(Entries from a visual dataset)
------------------------------------------------------------------------
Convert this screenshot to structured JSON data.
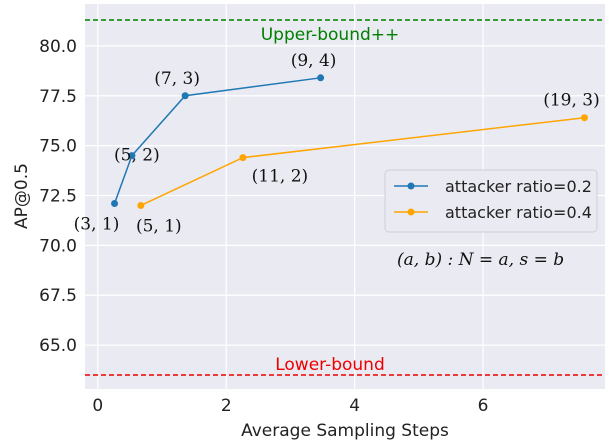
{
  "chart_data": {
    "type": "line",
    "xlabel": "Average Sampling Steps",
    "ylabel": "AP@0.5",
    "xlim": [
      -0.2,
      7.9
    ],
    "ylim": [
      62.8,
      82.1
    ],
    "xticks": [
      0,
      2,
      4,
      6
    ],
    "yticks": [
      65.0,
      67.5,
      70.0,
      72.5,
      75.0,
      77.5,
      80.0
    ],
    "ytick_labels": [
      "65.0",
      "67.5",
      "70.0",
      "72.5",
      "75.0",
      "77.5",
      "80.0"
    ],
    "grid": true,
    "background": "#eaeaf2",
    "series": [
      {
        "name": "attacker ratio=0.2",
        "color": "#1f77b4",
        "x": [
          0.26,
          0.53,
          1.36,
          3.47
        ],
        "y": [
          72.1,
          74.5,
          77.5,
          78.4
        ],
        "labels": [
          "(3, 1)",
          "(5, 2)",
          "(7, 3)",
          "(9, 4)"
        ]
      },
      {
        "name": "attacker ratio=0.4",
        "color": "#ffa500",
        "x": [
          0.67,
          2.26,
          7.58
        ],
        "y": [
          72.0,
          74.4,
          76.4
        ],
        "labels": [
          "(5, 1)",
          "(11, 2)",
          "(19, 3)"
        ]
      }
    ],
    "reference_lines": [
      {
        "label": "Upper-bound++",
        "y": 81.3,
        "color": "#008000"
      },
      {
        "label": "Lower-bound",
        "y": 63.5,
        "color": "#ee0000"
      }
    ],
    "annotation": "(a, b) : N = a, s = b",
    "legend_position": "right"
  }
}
------------------------------------------------------------------------
PROBLEM » Return each line from the material above exactly, but not the pictures.

TASK SOLUTION »
Convert this screenshot to structured JSON data.
{
  "chart_data": {
    "type": "line",
    "xlabel": "Average Sampling Steps",
    "ylabel": "AP@0.5",
    "xlim": [
      -0.2,
      7.9
    ],
    "ylim": [
      62.8,
      82.1
    ],
    "xticks": [
      0,
      2,
      4,
      6
    ],
    "yticks": [
      65.0,
      67.5,
      70.0,
      72.5,
      75.0,
      77.5,
      80.0
    ],
    "ytick_labels": [
      "65.0",
      "67.5",
      "70.0",
      "72.5",
      "75.0",
      "77.5",
      "80.0"
    ],
    "grid": true,
    "background": "#eaeaf2",
    "series": [
      {
        "name": "attacker ratio=0.2",
        "color": "#1f77b4",
        "x": [
          0.26,
          0.53,
          1.36,
          3.47
        ],
        "y": [
          72.1,
          74.5,
          77.5,
          78.4
        ],
        "labels": [
          "(3, 1)",
          "(5, 2)",
          "(7, 3)",
          "(9, 4)"
        ]
      },
      {
        "name": "attacker ratio=0.4",
        "color": "#ffa500",
        "x": [
          0.67,
          2.26,
          7.58
        ],
        "y": [
          72.0,
          74.4,
          76.4
        ],
        "labels": [
          "(5, 1)",
          "(11, 2)",
          "(19, 3)"
        ]
      }
    ],
    "reference_lines": [
      {
        "label": "Upper-bound++",
        "y": 81.3,
        "color": "#008000"
      },
      {
        "label": "Lower-bound",
        "y": 63.5,
        "color": "#ee0000"
      }
    ],
    "annotation": "(a, b) : N = a, s = b",
    "legend_position": "right"
  }
}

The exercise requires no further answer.